Data records
-- start --
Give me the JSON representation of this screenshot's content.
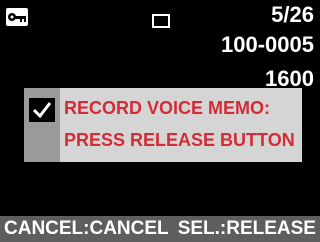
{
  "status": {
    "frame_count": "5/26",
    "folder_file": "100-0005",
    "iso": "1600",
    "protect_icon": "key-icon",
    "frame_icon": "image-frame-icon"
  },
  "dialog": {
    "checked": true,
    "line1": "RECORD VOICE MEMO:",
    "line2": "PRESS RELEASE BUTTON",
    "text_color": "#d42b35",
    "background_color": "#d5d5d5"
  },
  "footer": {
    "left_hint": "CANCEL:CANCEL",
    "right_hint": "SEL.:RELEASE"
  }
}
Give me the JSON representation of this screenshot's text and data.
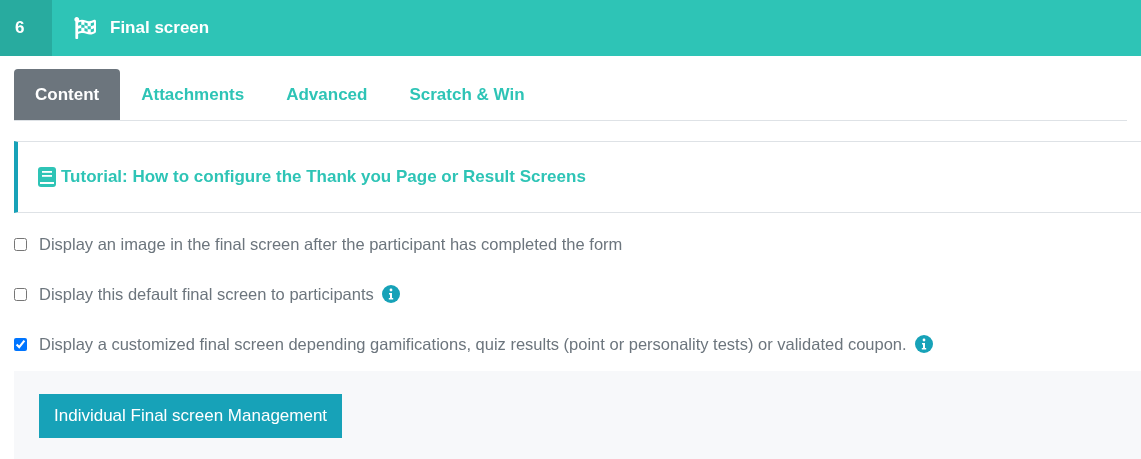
-- end --
-- start --
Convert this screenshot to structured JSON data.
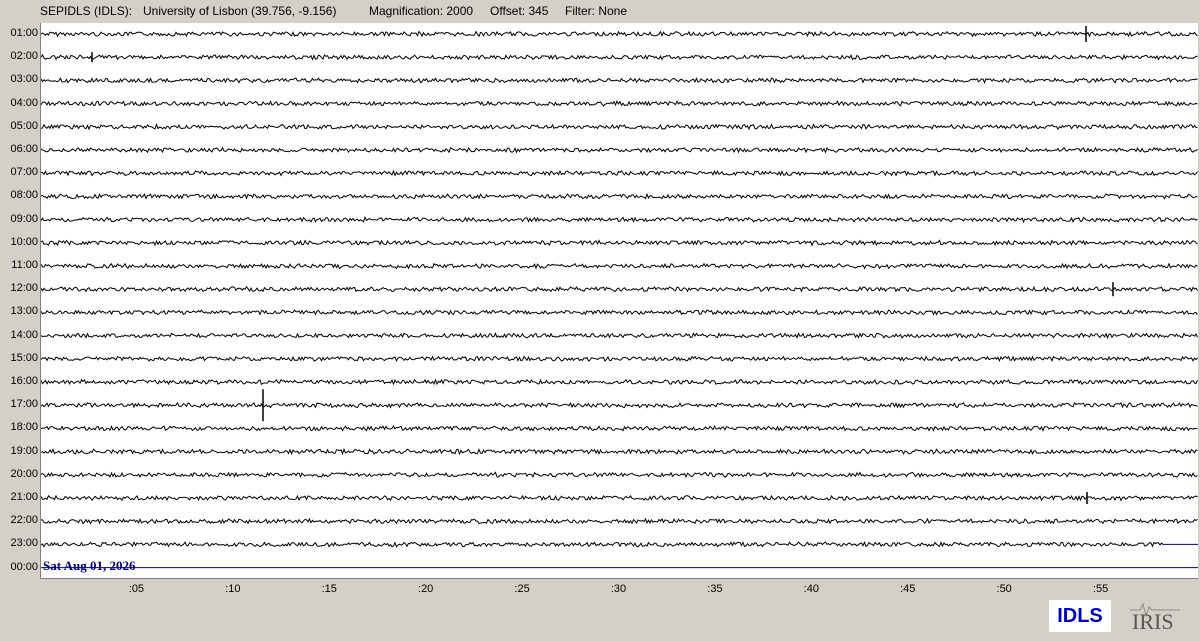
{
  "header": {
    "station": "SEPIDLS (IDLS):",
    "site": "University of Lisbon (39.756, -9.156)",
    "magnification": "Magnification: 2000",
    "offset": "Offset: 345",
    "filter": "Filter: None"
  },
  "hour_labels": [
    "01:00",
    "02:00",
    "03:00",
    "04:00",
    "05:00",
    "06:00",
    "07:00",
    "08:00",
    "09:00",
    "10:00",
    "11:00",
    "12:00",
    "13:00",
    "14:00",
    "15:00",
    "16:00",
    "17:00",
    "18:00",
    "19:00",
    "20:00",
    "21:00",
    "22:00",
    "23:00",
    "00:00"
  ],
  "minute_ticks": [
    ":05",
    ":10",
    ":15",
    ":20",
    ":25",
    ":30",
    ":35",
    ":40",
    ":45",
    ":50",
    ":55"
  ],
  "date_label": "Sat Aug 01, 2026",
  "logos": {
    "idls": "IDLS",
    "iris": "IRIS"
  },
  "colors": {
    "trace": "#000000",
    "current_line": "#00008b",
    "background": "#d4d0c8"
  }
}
-- end --
What the exercise asks = From the records above, extract the lines from the one holding "Give me the JSON representation of this screenshot's content." through the one holding "Give me the JSON representation of this screenshot's text", word for word; omit the pictures.

Response =
Give me the JSON representation of this screenshot's content.
{
  "status": {
    "frame_count": "5/26",
    "folder_file": "100-0005",
    "iso": "1600",
    "protect_icon": "key-icon",
    "frame_icon": "image-frame-icon"
  },
  "dialog": {
    "checked": true,
    "line1": "RECORD VOICE MEMO:",
    "line2": "PRESS RELEASE BUTTON",
    "text_color": "#d42b35",
    "background_color": "#d5d5d5"
  },
  "footer": {
    "left_hint": "CANCEL:CANCEL",
    "right_hint": "SEL.:RELEASE"
  }
}
Give me the JSON representation of this screenshot's text and data.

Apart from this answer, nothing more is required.